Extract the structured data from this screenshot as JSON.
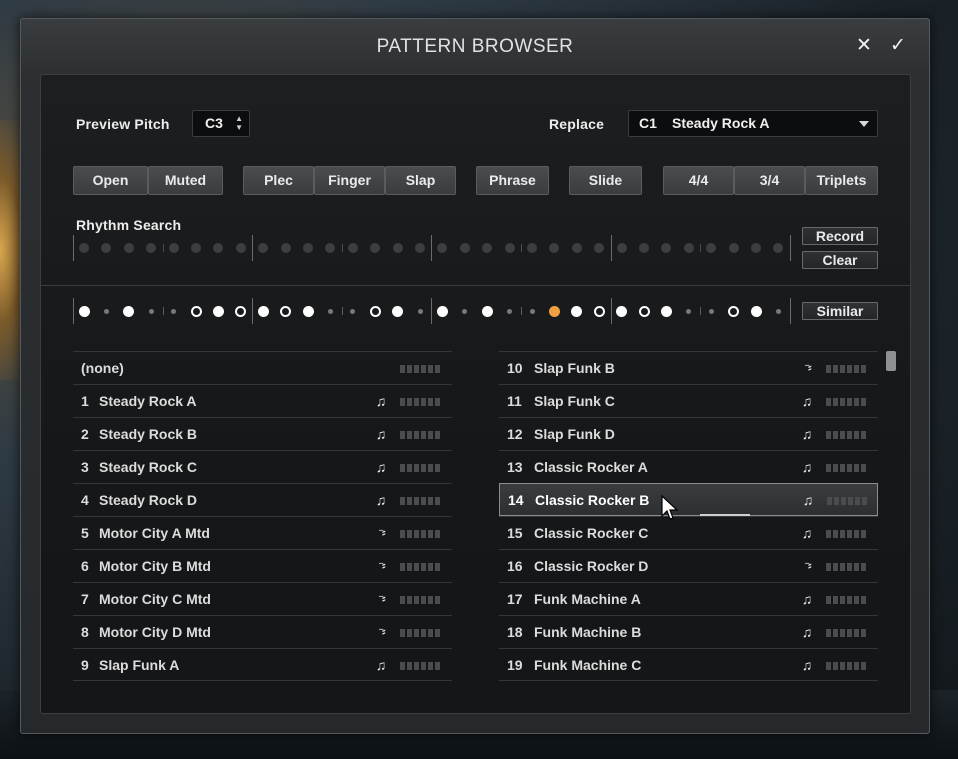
{
  "window": {
    "title": "PATTERN BROWSER",
    "close_glyph": "✕",
    "ok_glyph": "✓"
  },
  "preview_pitch": {
    "label": "Preview Pitch",
    "value": "C3"
  },
  "replace": {
    "label": "Replace",
    "key": "C1",
    "value": "Steady Rock A"
  },
  "buttons": {
    "open": "Open",
    "muted": "Muted",
    "plec": "Plec",
    "finger": "Finger",
    "slap": "Slap",
    "phrase": "Phrase",
    "slide": "Slide",
    "time_4_4": "4/4",
    "time_3_4": "3/4",
    "triplets": "Triplets",
    "record": "Record",
    "clear": "Clear",
    "similar": "Similar"
  },
  "rhythm_search": {
    "label": "Rhythm Search"
  },
  "pattern_steps": [
    "filled",
    "small",
    "filled",
    "small",
    "small",
    "ring",
    "filled",
    "ring",
    "filled",
    "ring",
    "filled",
    "small",
    "small",
    "ring",
    "filled",
    "small",
    "filled",
    "small",
    "filled",
    "small",
    "small",
    "accent",
    "filled",
    "ring",
    "filled",
    "ring",
    "filled",
    "small",
    "small",
    "ring",
    "filled",
    "small"
  ],
  "colors": {
    "accent": "#f0a040",
    "filled": "#ffffff",
    "ring": "#ffffff",
    "small": "#777a7d"
  },
  "left_list": [
    {
      "num": "",
      "name": "(none)",
      "icon": ""
    },
    {
      "num": "1",
      "name": "Steady Rock A",
      "icon": "note-icon"
    },
    {
      "num": "2",
      "name": "Steady Rock B",
      "icon": "note-icon"
    },
    {
      "num": "3",
      "name": "Steady Rock C",
      "icon": "note-icon"
    },
    {
      "num": "4",
      "name": "Steady Rock D",
      "icon": "note-icon"
    },
    {
      "num": "5",
      "name": "Motor City A Mtd",
      "icon": "muted-icon"
    },
    {
      "num": "6",
      "name": "Motor City B Mtd",
      "icon": "muted-icon"
    },
    {
      "num": "7",
      "name": "Motor City C Mtd",
      "icon": "muted-icon"
    },
    {
      "num": "8",
      "name": "Motor City D Mtd",
      "icon": "muted-icon"
    },
    {
      "num": "9",
      "name": "Slap Funk A",
      "icon": "note-icon"
    }
  ],
  "right_list": [
    {
      "num": "10",
      "name": "Slap Funk B",
      "icon": "muted-icon"
    },
    {
      "num": "11",
      "name": "Slap Funk C",
      "icon": "note-icon"
    },
    {
      "num": "12",
      "name": "Slap Funk D",
      "icon": "note-icon"
    },
    {
      "num": "13",
      "name": "Classic Rocker A",
      "icon": "note-icon"
    },
    {
      "num": "14",
      "name": "Classic Rocker B",
      "icon": "note-icon",
      "selected": true
    },
    {
      "num": "15",
      "name": "Classic Rocker C",
      "icon": "note-icon"
    },
    {
      "num": "16",
      "name": "Classic Rocker D",
      "icon": "muted-icon"
    },
    {
      "num": "17",
      "name": "Funk Machine A",
      "icon": "note-icon"
    },
    {
      "num": "18",
      "name": "Funk Machine B",
      "icon": "note-icon"
    },
    {
      "num": "19",
      "name": "Funk Machine C",
      "icon": "note-icon"
    }
  ]
}
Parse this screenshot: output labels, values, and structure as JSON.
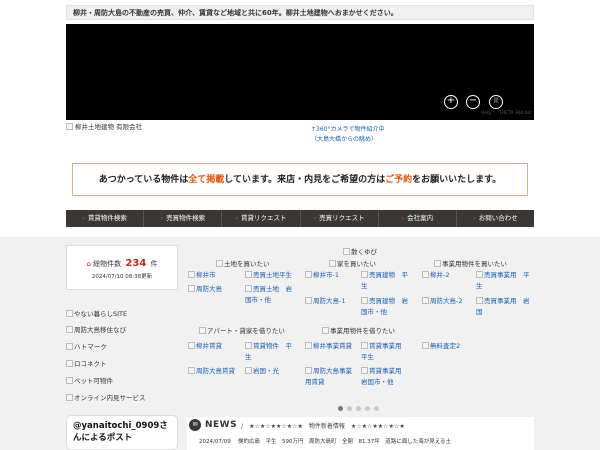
{
  "header": {
    "tagline": "柳井・周防大島の不動産の売買、仲介、賃貸など地域と共に60年。柳井土地建物へおまかせください。"
  },
  "video": {
    "controls": [
      "zoom-in",
      "zoom-out",
      "vr-view"
    ],
    "help_label": "Help",
    "viewer_label": "THETA 360.biz"
  },
  "logo": {
    "alt": "柳井土地建物 有限会社"
  },
  "camera_caption": {
    "line1": "↑360°カメラで物件紹介中",
    "line2": "（大島大橋からの眺め）"
  },
  "banner": {
    "part1": "あつかっている物件は",
    "hl1": "全て掲載",
    "part2": "しています。来店・内見をご希望の方は",
    "hl2": "ご予約",
    "part3": "をお願いいたします。"
  },
  "nav": [
    "賃貸物件検索",
    "売買物件検索",
    "賃貸リクエスト",
    "売買リクエスト",
    "会社案内",
    "お問い合わせ"
  ],
  "count": {
    "label": "総物件数",
    "number": "234",
    "unit": "件",
    "updated": "2024/07/10 08:38更新"
  },
  "side_links": [
    "やない暮らしSITE",
    "周防大島移住なび",
    "ハトマーク",
    "ロコネクト",
    "ペット可物件",
    "オンライン内見サービス"
  ],
  "twitter": {
    "title": "@yanaitochi_0909さんによるポスト"
  },
  "categories": {
    "home_sm": "散くゆび",
    "land_buy": "土地を買いたい",
    "house_buy": "家を買いたい",
    "biz_buy": "事業用物件を買いたい",
    "apt_rent": "アパート・貸家を借りたい",
    "biz_rent": "事業用物件を借りたい"
  },
  "links": {
    "land": [
      "柳井市",
      "売買土地平生",
      "周防大島",
      "売買土地　岩国市・他"
    ],
    "house": [
      "柳井市-1",
      "売買建物　平生",
      "周防大島-1",
      "売買建物　岩国市・他"
    ],
    "biz": [
      "柳井-2",
      "売買事業用　平生",
      "周防大島-2",
      "売買事業用　岩国"
    ],
    "apt": [
      "柳井賃貸",
      "賃貸物件　平生",
      "周防大島賃貸",
      "岩国・光"
    ],
    "bizrent": [
      "柳井事業賃貸",
      "賃貸事業用　平生",
      "周防大島事業用賃貸",
      "賃貸事業用　岩国市・他"
    ],
    "extra": "無料査定2"
  },
  "news": {
    "title": "NEWS",
    "subtitle": "/　★☆★☆★★☆★☆★　物件新着情報　★☆★☆★★☆★☆★",
    "row_date": "2024/07/09",
    "row_text": "倹約広島　平生　590万円　周防大島町　全閉　81.37坪　道路に面した海が見える土"
  }
}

**WRITTEN PROBLEM:** From the data above, gather every line that includes the word "Slap".

**TASK RESPONSE:**
    "slap": "Slap",
      "name": "Slap Funk A",
      "name": "Slap Funk B",
      "name": "Slap Funk C",
      "name": "Slap Funk D",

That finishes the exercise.